### The task
Copy out each line in the material below that has the word "color".

### Rows

******

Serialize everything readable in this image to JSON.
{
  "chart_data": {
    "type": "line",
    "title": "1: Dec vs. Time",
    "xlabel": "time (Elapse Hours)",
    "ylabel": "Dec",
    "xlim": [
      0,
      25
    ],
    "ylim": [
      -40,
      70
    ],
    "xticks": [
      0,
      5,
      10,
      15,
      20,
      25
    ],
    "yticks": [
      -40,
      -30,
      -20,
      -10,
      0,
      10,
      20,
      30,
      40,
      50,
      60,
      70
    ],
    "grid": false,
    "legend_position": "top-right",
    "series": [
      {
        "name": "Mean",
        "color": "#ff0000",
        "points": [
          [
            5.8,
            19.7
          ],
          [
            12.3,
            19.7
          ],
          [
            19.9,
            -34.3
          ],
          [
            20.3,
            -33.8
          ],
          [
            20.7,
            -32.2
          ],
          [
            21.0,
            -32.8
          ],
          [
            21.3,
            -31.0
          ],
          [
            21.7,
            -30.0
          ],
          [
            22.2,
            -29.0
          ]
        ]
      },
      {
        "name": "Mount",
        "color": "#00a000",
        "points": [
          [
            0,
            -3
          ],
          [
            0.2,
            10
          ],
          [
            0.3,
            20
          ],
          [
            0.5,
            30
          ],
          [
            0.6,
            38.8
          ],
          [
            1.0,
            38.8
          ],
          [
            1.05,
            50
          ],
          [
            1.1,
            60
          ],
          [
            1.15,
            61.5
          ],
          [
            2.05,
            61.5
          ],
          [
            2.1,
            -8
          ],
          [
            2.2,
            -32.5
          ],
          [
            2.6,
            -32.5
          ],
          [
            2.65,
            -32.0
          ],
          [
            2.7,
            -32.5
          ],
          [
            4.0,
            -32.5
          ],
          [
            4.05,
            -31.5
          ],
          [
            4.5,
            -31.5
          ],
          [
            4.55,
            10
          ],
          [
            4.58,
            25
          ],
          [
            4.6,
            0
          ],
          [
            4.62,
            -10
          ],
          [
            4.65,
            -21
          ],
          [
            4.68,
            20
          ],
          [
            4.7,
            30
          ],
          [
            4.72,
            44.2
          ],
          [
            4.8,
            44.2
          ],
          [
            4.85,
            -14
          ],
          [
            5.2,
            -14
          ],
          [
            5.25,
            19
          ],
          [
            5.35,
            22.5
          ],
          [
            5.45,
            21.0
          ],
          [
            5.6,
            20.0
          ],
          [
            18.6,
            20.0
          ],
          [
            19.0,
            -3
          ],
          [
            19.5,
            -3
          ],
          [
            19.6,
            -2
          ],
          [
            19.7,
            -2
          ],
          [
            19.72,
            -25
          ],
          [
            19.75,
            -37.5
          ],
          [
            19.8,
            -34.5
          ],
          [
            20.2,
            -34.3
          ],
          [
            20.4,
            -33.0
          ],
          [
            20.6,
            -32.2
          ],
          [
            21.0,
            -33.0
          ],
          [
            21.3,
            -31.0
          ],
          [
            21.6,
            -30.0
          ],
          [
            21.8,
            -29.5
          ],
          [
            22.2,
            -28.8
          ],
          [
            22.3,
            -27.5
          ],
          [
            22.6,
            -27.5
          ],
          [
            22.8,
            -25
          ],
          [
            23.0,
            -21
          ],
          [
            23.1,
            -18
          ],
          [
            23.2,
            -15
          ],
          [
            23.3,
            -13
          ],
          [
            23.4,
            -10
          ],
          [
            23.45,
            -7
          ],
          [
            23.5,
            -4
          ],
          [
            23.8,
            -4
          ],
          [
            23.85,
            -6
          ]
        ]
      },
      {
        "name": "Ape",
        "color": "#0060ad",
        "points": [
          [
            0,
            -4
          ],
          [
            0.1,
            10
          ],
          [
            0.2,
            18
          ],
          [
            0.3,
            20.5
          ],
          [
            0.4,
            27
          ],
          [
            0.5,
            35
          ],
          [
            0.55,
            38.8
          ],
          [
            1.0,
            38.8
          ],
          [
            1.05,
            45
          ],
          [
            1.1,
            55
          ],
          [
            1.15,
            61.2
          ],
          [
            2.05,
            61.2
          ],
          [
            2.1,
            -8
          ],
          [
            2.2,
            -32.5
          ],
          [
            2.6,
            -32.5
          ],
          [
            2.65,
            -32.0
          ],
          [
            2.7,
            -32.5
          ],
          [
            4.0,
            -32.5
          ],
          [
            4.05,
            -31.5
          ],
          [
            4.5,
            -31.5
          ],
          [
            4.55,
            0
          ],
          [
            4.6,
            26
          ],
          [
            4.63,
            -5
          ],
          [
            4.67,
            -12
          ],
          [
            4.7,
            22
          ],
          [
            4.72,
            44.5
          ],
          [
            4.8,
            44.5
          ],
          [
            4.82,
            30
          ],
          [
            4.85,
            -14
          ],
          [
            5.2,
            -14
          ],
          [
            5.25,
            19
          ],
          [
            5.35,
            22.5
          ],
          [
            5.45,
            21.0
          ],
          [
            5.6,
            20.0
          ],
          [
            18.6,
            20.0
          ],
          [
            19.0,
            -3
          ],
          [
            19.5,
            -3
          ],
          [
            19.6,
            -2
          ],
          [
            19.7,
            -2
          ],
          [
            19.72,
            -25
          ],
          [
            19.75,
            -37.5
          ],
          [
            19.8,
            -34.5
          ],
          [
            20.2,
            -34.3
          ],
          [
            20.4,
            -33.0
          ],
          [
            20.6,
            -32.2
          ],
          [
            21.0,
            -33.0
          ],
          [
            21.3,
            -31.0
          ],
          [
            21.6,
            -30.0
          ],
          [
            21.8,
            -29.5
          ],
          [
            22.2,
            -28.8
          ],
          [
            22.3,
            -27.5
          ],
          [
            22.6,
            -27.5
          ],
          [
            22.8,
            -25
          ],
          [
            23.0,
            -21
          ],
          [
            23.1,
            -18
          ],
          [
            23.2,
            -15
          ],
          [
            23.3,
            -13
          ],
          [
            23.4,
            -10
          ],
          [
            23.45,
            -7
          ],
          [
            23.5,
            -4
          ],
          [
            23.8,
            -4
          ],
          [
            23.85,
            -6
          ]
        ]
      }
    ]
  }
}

******

### Solution for this task
        "color": "#ff0000",
        "color": "#00a000",
        "color": "#0060ad",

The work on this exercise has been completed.